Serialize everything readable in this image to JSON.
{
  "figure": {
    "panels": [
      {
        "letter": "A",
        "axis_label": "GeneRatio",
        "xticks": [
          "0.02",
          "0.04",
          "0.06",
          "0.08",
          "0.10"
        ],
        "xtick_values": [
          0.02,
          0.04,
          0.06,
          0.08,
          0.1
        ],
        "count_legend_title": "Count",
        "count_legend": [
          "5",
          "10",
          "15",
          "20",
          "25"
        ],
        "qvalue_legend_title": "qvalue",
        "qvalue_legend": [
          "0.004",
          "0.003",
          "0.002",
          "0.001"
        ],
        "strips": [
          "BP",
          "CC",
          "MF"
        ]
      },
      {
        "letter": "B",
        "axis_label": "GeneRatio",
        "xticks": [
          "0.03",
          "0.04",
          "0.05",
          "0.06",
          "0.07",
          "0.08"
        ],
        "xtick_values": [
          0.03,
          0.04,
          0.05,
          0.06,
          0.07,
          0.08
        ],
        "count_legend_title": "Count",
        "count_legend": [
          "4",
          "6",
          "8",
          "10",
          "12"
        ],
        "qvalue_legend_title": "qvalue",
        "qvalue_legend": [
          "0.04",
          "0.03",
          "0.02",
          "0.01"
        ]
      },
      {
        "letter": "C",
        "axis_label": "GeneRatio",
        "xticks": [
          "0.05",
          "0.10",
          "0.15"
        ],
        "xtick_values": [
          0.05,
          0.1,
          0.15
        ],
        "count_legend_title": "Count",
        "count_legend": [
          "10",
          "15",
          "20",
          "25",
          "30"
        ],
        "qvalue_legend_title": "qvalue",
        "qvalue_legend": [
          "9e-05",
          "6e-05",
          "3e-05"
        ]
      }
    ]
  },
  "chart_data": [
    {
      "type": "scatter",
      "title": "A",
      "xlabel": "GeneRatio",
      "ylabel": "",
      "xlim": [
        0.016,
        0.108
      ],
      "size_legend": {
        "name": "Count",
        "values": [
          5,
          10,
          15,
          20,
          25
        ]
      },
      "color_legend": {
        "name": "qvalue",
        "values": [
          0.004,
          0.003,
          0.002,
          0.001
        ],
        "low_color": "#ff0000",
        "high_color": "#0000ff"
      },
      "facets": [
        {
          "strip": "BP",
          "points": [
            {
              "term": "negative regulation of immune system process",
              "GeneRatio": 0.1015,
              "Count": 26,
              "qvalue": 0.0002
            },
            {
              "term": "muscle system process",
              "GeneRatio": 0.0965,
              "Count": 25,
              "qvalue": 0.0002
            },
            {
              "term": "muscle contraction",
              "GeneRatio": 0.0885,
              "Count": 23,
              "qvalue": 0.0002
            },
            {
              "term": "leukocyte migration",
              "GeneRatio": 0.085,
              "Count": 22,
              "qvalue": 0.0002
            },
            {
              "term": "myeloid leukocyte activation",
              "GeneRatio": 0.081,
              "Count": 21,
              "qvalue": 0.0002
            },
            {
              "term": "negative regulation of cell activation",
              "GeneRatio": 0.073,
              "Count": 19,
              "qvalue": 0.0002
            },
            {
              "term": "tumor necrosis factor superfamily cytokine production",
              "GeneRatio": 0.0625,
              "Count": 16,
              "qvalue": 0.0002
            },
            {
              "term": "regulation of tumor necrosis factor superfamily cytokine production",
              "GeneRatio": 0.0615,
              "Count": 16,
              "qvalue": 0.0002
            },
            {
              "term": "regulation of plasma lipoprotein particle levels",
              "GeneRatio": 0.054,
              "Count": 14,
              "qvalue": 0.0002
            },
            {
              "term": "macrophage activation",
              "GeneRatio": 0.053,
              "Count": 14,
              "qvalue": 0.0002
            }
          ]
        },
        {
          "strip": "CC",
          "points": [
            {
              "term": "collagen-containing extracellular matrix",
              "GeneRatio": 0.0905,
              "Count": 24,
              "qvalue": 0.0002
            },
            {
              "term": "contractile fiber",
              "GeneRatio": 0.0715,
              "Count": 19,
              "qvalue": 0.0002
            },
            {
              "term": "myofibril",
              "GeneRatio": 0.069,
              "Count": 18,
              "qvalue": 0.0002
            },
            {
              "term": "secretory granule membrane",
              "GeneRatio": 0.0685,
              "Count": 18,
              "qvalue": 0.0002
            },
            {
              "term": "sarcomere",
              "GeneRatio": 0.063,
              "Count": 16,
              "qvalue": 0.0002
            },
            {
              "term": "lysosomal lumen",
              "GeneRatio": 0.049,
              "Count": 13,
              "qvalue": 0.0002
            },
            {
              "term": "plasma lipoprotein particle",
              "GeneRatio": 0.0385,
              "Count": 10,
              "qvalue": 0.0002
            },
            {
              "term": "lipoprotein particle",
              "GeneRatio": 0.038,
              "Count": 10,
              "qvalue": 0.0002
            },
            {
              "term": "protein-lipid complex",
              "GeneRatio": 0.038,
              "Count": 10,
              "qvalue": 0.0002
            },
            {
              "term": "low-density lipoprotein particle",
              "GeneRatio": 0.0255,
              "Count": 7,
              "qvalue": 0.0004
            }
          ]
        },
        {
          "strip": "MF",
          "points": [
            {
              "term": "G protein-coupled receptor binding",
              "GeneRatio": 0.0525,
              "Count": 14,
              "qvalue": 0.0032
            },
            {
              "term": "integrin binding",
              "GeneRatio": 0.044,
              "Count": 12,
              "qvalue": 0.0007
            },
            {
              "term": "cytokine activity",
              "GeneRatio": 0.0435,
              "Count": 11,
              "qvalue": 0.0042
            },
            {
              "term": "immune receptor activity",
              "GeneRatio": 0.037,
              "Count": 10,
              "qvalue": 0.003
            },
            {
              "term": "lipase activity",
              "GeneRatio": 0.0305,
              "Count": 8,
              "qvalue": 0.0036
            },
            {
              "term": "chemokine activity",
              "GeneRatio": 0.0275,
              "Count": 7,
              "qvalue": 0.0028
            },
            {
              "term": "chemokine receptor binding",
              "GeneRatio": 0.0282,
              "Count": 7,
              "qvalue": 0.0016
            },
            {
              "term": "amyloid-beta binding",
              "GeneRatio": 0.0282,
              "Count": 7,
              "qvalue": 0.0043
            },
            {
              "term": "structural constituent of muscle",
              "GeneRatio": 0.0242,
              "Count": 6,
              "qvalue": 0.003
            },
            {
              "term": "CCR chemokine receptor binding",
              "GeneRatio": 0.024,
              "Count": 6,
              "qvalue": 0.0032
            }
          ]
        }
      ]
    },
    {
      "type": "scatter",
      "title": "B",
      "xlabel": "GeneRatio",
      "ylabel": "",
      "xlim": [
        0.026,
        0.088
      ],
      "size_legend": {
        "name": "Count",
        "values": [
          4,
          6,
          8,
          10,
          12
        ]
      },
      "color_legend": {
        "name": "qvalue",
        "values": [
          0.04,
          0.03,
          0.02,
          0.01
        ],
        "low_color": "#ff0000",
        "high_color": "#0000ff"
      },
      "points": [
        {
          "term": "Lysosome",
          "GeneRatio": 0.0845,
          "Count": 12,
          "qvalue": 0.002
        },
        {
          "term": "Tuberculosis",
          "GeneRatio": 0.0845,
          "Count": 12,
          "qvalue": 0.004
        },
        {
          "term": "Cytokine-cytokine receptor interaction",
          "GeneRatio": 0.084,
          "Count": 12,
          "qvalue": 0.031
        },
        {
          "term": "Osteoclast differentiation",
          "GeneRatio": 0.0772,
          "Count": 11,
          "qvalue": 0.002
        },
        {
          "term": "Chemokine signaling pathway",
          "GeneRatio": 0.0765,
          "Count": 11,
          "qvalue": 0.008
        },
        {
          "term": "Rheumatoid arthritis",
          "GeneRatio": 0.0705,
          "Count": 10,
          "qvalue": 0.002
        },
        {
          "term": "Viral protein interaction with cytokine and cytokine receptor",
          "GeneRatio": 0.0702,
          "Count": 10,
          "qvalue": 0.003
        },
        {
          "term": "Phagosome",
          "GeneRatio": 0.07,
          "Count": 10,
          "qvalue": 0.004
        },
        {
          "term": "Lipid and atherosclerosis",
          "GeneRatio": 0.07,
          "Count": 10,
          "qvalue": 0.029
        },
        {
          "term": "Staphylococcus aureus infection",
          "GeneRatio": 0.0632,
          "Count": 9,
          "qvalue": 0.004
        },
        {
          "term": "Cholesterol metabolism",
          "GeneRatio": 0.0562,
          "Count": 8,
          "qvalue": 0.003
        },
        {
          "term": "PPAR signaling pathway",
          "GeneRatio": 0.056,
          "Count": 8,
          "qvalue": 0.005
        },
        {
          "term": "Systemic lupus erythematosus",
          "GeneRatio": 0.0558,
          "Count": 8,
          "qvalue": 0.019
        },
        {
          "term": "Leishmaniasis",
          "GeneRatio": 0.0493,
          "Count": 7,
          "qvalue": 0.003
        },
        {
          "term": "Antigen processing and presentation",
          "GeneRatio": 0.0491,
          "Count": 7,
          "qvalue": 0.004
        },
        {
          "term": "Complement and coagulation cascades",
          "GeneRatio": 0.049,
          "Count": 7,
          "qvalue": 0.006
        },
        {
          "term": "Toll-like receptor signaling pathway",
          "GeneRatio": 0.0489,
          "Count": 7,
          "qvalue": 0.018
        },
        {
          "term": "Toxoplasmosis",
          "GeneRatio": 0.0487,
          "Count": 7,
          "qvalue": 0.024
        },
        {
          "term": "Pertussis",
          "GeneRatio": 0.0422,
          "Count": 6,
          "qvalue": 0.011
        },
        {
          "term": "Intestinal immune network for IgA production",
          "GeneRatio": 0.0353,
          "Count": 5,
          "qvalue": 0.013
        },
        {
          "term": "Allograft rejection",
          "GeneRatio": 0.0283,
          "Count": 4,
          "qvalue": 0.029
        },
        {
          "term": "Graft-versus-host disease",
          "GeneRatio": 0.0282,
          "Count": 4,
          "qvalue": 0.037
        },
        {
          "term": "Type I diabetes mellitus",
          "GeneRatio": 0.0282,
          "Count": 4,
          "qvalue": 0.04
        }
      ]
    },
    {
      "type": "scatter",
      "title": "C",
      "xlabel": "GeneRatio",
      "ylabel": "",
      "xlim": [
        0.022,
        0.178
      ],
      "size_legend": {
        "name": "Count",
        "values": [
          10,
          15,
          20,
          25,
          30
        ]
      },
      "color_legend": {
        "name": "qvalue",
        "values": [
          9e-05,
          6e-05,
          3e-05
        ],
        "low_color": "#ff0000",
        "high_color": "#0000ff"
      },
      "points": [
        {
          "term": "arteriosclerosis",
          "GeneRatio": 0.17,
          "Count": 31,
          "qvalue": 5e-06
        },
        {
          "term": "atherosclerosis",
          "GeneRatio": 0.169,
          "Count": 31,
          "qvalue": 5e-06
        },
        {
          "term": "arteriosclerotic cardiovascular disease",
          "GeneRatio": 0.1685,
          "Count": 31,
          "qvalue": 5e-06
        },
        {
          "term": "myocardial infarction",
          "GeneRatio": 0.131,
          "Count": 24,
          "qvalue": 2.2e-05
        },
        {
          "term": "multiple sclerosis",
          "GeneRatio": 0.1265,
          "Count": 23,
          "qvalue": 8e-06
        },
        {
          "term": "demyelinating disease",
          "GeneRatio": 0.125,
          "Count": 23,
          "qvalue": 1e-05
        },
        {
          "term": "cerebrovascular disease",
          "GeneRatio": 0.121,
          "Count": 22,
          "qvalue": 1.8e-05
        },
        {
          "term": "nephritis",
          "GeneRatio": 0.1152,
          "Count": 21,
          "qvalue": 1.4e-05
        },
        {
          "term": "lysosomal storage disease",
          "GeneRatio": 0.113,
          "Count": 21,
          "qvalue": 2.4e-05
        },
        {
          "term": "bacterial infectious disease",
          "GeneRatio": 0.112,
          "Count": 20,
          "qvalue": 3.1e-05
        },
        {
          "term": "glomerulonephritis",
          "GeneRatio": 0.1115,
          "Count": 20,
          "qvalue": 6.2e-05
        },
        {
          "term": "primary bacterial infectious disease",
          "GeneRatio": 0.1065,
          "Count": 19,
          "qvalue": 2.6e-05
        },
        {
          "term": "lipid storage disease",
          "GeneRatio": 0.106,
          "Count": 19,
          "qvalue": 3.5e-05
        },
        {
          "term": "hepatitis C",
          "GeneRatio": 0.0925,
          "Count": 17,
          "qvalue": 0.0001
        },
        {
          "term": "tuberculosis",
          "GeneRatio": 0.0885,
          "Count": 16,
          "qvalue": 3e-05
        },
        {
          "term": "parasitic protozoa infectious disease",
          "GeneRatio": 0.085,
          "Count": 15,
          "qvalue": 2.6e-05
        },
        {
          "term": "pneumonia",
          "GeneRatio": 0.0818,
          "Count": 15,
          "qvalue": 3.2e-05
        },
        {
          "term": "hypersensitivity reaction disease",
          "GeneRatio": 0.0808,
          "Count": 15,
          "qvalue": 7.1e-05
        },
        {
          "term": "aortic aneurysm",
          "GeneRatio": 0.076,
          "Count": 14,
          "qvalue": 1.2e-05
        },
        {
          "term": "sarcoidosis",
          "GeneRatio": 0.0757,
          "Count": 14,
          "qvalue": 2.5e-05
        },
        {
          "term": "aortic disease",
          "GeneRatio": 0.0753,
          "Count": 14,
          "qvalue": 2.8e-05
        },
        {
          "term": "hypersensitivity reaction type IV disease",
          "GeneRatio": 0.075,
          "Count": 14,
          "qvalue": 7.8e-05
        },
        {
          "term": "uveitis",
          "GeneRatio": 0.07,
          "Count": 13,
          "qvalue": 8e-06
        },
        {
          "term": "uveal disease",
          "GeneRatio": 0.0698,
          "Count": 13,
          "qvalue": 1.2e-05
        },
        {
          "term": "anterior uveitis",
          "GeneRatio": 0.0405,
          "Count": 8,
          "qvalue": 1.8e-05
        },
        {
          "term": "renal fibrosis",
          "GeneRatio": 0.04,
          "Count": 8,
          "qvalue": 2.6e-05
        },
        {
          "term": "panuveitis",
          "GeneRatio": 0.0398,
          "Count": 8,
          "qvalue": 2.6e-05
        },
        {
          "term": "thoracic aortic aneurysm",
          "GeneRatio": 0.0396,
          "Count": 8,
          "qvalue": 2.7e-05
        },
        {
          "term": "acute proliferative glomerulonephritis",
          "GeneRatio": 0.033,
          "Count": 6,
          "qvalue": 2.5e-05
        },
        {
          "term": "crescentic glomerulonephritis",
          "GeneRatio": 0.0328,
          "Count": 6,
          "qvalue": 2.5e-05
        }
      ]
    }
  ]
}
■ ■ ■
■ **TASK INSTRUCTIONS**
Scan the lines above for the word "bacterial" and copy every one where it occurs.

■ **OUTPUT BELOW**
          "term": "bacterial infectious disease",
          "term": "primary bacterial infectious disease",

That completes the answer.